## GIVEN REQUEST
From the listing below, count the lines where the string "Index" occurs. Give the number, with no other words.

## ENTRIES SHOWN
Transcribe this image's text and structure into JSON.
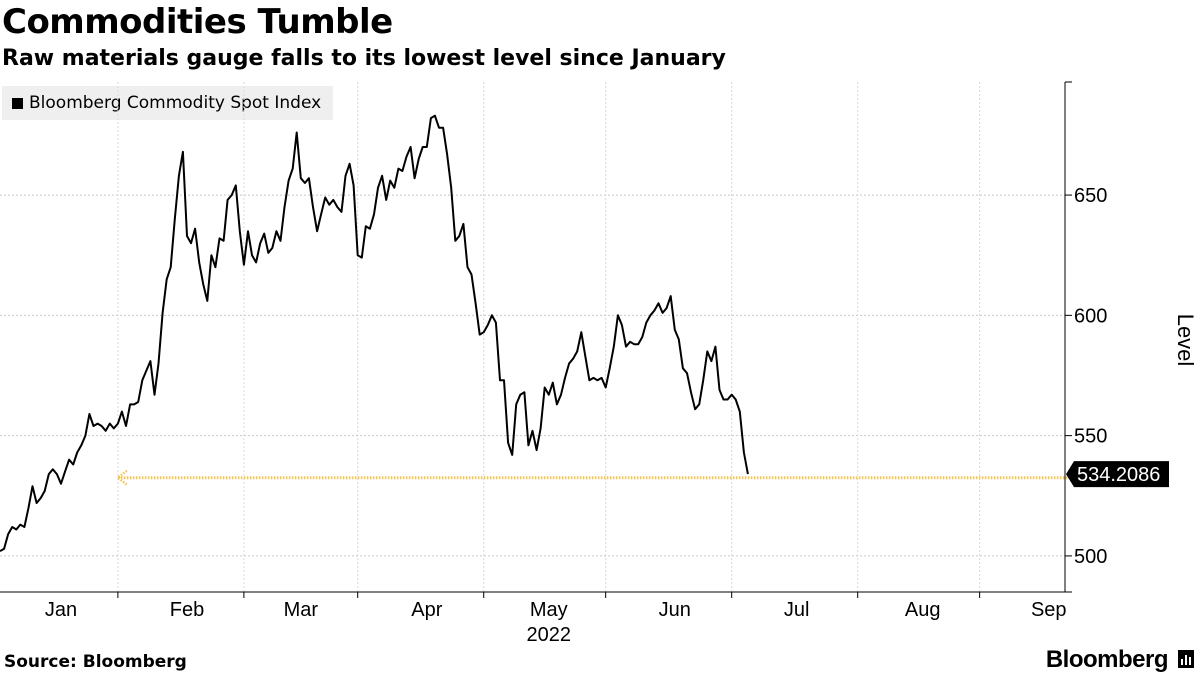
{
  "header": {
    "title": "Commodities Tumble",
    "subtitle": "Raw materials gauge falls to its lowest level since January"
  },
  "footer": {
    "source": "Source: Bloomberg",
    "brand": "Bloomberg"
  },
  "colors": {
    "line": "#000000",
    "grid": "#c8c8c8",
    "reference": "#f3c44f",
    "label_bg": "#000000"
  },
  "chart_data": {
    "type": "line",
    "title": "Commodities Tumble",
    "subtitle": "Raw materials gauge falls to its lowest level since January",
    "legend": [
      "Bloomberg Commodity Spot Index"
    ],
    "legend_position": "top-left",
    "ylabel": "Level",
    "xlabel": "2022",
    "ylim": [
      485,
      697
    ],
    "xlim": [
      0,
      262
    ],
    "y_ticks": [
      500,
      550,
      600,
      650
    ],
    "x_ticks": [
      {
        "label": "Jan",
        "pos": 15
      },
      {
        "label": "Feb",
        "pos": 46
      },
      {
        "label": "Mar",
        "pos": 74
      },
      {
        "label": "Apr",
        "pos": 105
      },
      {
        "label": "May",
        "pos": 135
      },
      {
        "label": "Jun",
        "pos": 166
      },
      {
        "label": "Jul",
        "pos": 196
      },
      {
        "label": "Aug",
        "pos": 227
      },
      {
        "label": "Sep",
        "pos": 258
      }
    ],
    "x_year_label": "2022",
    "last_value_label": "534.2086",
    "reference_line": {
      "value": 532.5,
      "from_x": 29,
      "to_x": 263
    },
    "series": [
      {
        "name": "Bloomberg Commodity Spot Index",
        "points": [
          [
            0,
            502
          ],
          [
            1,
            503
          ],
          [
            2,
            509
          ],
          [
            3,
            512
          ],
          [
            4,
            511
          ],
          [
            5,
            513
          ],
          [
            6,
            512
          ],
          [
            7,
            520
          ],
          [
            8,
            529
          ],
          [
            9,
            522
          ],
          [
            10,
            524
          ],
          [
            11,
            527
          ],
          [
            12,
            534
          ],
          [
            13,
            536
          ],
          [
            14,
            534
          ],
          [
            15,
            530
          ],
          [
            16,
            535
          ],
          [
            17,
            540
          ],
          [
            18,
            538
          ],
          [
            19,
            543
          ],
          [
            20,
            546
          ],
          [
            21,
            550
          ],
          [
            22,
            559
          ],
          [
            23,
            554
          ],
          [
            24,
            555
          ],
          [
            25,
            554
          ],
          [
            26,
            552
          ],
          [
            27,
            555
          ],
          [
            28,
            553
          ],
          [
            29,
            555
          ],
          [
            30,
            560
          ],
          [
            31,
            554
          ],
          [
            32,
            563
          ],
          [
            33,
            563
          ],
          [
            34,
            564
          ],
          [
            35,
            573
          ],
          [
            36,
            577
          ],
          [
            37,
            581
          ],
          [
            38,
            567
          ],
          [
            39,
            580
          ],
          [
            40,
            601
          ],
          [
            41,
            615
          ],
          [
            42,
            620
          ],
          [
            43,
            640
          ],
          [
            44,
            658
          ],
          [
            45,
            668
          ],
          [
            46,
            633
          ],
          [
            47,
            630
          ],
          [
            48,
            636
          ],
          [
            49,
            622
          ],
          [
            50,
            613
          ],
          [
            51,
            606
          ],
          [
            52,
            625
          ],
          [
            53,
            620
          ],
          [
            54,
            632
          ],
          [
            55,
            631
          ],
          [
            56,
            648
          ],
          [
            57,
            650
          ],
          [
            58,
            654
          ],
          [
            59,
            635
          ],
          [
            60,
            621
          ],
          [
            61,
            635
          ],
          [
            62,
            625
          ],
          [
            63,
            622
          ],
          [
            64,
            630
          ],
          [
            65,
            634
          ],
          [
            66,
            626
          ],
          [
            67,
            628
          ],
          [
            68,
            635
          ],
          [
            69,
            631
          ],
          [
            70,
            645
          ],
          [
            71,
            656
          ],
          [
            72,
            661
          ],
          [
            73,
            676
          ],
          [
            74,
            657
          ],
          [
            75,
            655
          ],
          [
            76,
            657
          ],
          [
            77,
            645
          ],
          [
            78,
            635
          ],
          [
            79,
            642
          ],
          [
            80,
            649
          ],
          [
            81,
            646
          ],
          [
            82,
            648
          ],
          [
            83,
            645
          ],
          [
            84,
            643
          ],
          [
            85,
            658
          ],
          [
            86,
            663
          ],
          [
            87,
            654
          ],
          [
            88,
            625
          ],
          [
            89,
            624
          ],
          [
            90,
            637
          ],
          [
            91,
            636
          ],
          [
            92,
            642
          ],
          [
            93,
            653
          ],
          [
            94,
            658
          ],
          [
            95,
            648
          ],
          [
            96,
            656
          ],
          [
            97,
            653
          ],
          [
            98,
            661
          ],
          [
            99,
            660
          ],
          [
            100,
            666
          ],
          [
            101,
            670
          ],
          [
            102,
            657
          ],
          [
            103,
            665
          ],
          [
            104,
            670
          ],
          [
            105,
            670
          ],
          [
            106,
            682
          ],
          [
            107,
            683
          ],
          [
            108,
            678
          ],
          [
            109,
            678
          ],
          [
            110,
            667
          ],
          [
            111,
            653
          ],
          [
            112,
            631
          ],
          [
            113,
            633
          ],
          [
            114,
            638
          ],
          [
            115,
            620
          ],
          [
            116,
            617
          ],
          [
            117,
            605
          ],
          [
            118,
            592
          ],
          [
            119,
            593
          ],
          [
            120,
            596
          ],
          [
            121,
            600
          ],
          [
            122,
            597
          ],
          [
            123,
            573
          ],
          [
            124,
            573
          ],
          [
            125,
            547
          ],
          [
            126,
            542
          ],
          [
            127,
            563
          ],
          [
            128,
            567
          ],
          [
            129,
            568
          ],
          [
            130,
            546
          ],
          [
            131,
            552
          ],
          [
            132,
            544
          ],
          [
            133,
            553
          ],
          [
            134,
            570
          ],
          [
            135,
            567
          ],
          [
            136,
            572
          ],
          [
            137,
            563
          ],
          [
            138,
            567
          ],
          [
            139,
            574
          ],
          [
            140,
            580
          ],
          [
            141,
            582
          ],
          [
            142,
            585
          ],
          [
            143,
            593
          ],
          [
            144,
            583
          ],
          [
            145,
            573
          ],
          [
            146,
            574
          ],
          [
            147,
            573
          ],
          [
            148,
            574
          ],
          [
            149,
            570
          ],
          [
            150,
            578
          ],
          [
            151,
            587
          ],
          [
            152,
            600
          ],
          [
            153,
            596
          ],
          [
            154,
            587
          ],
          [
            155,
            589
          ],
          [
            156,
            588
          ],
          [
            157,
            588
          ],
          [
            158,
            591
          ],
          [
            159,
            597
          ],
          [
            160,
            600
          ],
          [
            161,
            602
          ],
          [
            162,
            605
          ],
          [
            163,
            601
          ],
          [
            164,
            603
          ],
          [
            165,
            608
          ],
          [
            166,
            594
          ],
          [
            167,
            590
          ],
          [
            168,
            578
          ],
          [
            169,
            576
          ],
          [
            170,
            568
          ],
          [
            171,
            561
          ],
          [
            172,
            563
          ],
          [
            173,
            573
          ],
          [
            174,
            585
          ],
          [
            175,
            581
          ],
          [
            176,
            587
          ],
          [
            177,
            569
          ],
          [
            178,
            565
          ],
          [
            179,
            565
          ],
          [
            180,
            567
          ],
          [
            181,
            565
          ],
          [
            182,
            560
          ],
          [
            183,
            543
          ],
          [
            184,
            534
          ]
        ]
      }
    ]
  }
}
==
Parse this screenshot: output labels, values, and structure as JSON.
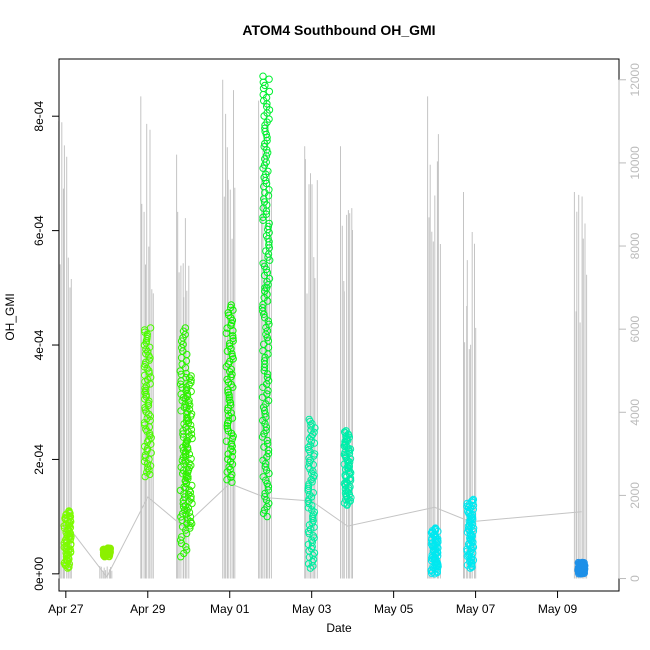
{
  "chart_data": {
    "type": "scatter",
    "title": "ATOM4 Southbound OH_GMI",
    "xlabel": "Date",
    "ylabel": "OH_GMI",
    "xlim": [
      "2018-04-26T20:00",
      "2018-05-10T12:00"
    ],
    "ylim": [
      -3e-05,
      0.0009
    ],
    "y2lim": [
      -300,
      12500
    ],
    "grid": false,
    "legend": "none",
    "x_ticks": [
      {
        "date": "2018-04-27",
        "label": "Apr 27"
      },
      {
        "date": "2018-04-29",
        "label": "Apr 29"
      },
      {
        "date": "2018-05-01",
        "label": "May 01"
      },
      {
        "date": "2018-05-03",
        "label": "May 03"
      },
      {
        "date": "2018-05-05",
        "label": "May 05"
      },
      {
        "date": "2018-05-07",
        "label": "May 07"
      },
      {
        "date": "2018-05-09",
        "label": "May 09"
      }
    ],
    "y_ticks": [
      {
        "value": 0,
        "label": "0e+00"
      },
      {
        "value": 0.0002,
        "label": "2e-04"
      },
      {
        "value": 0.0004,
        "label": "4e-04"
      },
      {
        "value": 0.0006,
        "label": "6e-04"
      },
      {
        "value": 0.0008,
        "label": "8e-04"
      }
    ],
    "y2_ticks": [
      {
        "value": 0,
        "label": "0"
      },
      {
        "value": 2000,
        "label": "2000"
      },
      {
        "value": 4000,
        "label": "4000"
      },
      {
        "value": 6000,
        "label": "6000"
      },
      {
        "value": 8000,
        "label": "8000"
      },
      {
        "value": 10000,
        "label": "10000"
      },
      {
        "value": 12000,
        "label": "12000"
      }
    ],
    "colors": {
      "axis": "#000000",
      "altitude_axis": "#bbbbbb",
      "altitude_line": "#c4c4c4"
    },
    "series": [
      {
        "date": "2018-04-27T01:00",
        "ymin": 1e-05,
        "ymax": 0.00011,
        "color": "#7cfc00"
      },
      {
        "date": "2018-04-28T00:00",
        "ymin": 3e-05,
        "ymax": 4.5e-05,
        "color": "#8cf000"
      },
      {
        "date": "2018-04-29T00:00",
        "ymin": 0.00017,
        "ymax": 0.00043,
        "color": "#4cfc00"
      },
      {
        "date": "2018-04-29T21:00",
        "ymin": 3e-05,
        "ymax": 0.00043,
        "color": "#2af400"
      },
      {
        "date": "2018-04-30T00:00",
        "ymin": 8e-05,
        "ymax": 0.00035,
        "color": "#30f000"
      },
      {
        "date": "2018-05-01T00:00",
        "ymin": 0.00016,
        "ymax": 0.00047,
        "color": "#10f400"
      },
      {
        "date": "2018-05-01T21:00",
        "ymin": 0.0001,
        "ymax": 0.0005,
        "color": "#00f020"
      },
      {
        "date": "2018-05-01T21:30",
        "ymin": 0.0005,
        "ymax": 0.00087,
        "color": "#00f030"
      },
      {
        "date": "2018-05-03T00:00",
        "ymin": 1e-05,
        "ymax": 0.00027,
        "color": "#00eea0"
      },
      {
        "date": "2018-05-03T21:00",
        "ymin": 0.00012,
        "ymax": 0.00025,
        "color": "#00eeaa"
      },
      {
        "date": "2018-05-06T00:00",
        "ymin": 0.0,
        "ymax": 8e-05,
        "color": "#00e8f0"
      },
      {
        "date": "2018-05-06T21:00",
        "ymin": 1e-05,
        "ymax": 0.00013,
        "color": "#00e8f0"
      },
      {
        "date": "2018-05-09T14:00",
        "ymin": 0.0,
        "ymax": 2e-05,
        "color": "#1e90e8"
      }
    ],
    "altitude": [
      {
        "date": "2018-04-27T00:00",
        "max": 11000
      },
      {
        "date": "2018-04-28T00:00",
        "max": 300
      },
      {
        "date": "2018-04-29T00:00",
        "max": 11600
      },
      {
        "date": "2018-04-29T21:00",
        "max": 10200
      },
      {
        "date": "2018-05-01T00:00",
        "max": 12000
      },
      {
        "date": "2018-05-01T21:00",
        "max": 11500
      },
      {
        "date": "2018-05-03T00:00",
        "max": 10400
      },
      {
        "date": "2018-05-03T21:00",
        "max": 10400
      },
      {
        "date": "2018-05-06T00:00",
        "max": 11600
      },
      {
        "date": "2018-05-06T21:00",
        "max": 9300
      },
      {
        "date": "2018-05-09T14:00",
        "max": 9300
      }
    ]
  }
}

## FINAL RESULT
2